Task data:
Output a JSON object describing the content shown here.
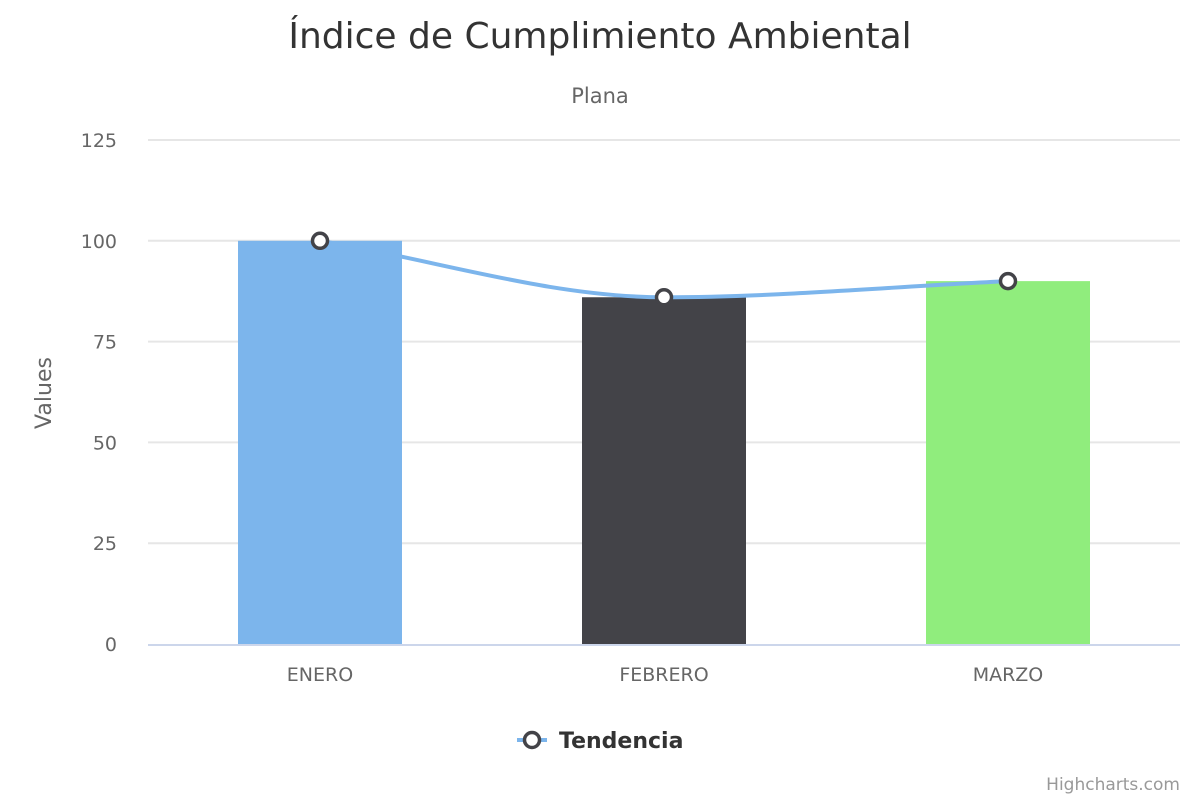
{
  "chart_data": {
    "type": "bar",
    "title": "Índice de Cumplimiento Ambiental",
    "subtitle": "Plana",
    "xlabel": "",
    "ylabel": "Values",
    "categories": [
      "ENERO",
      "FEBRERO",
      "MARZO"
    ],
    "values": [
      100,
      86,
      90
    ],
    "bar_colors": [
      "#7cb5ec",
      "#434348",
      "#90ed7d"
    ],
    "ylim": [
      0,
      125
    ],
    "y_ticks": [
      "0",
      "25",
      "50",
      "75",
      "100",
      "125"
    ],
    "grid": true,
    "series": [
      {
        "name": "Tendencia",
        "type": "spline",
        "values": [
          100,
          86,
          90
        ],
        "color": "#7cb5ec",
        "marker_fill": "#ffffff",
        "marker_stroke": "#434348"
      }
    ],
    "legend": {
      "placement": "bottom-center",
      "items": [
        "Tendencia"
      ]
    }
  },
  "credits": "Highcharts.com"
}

...

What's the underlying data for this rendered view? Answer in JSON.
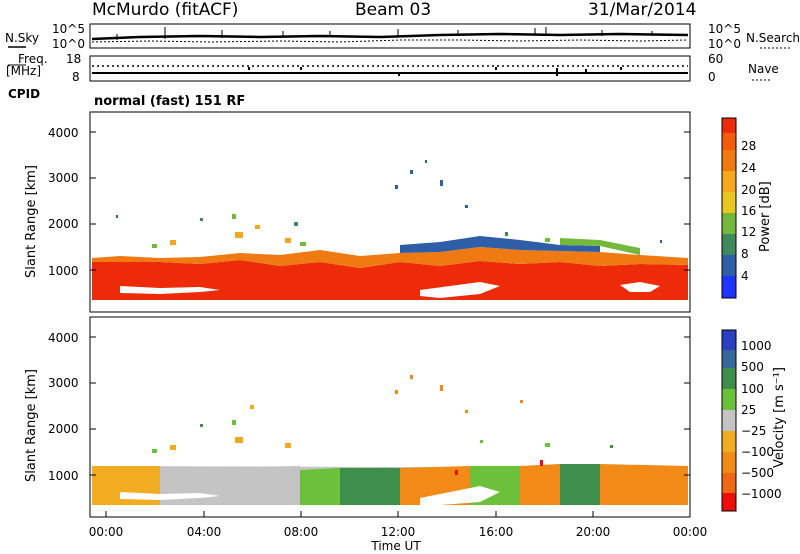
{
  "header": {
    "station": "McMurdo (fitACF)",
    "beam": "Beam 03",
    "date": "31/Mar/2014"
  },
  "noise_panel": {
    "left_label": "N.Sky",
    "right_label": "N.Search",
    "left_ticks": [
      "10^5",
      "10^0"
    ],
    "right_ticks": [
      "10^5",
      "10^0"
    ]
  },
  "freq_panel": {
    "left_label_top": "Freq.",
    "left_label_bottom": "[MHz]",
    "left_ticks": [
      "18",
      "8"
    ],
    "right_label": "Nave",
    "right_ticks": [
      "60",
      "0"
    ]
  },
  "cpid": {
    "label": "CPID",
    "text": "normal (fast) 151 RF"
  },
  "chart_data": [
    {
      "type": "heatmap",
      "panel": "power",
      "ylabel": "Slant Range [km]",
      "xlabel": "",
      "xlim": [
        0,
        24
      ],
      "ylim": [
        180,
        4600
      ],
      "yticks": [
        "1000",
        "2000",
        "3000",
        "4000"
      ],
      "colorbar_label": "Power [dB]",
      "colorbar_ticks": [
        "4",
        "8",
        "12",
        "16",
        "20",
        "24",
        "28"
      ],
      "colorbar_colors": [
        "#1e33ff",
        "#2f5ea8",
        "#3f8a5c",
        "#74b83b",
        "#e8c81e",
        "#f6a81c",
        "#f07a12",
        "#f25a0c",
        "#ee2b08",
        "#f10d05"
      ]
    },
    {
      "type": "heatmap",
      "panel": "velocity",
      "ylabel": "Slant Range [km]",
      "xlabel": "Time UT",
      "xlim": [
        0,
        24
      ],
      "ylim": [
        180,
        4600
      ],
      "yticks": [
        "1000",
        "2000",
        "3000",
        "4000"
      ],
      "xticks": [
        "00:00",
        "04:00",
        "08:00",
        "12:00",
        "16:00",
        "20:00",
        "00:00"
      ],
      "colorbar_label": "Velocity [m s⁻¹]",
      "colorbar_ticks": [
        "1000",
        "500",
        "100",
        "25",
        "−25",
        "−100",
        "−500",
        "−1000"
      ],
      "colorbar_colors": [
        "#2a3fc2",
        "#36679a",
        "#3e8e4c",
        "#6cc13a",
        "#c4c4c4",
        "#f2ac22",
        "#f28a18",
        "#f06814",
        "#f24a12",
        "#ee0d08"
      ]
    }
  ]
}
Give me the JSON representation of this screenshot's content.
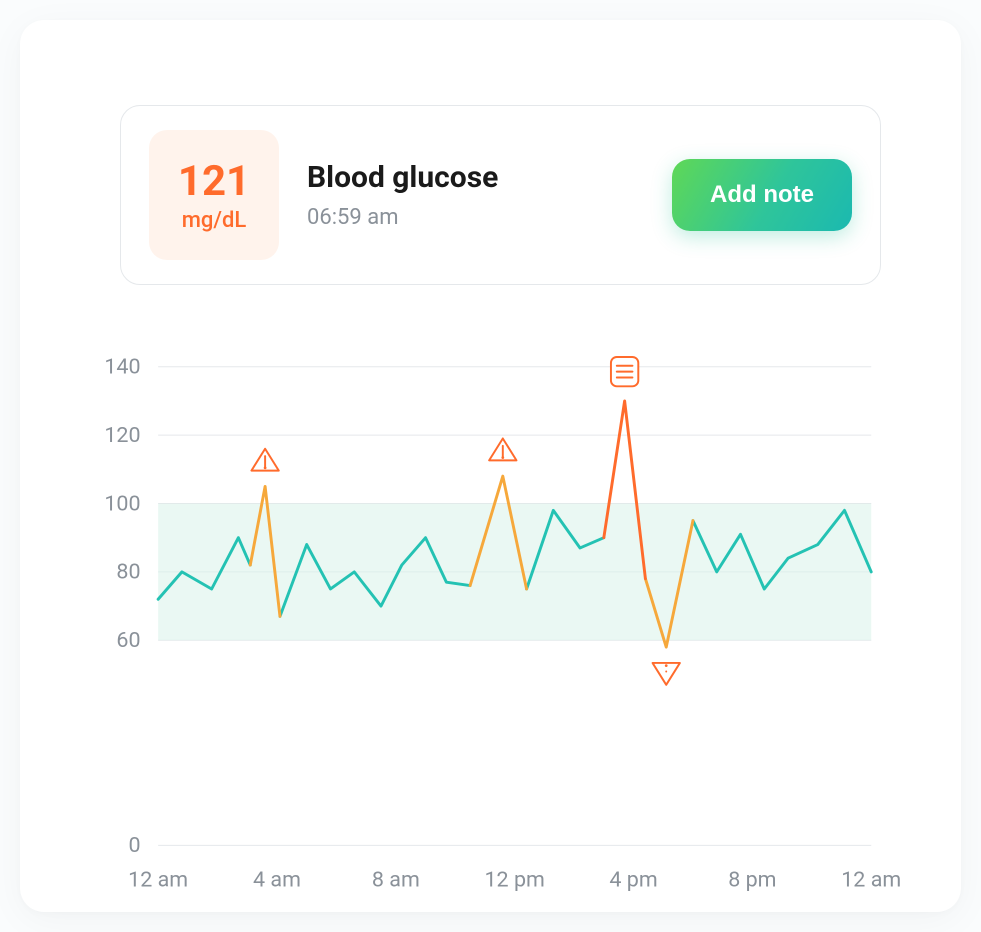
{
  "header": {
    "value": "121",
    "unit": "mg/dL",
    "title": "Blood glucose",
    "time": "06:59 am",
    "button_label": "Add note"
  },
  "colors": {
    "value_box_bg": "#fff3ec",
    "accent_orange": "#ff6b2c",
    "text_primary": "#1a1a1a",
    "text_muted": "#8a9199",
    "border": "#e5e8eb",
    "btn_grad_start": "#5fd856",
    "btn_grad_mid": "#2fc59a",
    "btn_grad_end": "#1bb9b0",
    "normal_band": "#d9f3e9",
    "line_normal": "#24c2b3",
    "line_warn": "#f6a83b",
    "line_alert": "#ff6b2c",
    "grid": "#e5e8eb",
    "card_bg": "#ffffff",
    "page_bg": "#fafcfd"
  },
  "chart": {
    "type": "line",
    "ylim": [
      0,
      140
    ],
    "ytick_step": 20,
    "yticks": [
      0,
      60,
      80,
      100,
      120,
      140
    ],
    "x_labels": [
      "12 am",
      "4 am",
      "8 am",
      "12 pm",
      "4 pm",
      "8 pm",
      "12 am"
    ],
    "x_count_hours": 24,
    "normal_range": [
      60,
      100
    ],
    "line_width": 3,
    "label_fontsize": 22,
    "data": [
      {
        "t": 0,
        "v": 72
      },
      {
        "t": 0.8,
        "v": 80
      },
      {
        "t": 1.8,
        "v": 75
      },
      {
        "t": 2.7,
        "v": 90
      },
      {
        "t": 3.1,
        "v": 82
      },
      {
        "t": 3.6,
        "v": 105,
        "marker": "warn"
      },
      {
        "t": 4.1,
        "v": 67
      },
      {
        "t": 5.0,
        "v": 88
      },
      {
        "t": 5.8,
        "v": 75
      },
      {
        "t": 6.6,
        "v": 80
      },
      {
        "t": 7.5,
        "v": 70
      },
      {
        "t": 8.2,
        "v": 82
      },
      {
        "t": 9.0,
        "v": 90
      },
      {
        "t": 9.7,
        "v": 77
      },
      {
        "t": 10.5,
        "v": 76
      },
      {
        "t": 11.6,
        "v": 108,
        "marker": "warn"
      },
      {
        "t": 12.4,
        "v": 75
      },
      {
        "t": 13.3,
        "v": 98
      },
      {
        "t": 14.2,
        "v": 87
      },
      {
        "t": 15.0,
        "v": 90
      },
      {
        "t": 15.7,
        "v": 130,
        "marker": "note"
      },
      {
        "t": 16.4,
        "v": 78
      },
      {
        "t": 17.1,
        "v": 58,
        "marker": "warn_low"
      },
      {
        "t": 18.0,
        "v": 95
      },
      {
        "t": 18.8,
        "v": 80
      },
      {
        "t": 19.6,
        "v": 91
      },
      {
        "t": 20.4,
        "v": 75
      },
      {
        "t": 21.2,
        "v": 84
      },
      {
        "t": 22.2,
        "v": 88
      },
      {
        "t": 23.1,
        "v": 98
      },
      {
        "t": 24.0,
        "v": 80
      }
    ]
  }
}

--

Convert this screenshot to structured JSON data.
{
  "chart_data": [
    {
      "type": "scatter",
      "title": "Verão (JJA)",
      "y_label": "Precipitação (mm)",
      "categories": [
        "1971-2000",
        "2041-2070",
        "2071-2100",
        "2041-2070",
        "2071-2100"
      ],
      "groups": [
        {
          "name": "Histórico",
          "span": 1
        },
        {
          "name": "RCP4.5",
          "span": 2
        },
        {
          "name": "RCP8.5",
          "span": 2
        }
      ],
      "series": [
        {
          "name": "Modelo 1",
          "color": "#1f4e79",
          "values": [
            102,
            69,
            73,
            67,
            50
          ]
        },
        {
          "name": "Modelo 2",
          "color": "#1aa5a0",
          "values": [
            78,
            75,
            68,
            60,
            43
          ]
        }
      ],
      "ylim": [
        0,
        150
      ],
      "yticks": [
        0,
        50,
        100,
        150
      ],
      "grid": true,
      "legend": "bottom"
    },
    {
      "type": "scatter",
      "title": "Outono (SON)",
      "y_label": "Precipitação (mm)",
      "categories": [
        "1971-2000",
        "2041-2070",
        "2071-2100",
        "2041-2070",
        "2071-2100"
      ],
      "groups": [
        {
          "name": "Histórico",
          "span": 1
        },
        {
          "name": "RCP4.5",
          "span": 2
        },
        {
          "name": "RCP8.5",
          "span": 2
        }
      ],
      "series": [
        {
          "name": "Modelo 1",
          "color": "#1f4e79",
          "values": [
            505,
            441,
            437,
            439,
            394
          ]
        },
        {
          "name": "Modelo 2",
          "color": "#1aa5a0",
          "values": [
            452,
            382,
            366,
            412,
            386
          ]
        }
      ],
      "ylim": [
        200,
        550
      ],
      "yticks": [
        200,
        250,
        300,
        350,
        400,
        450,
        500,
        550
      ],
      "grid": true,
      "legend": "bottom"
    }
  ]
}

Instructions for the task: Using the listing, copy every line where the word "JSON" shows up.

Answer to the exercise:
Output a JSON object describing the content shown here.
What's the underlying data for this rendered view? Answer in JSON.
Give me the JSON representation of this screenshot's content.
Convert this screenshot to structured JSON data.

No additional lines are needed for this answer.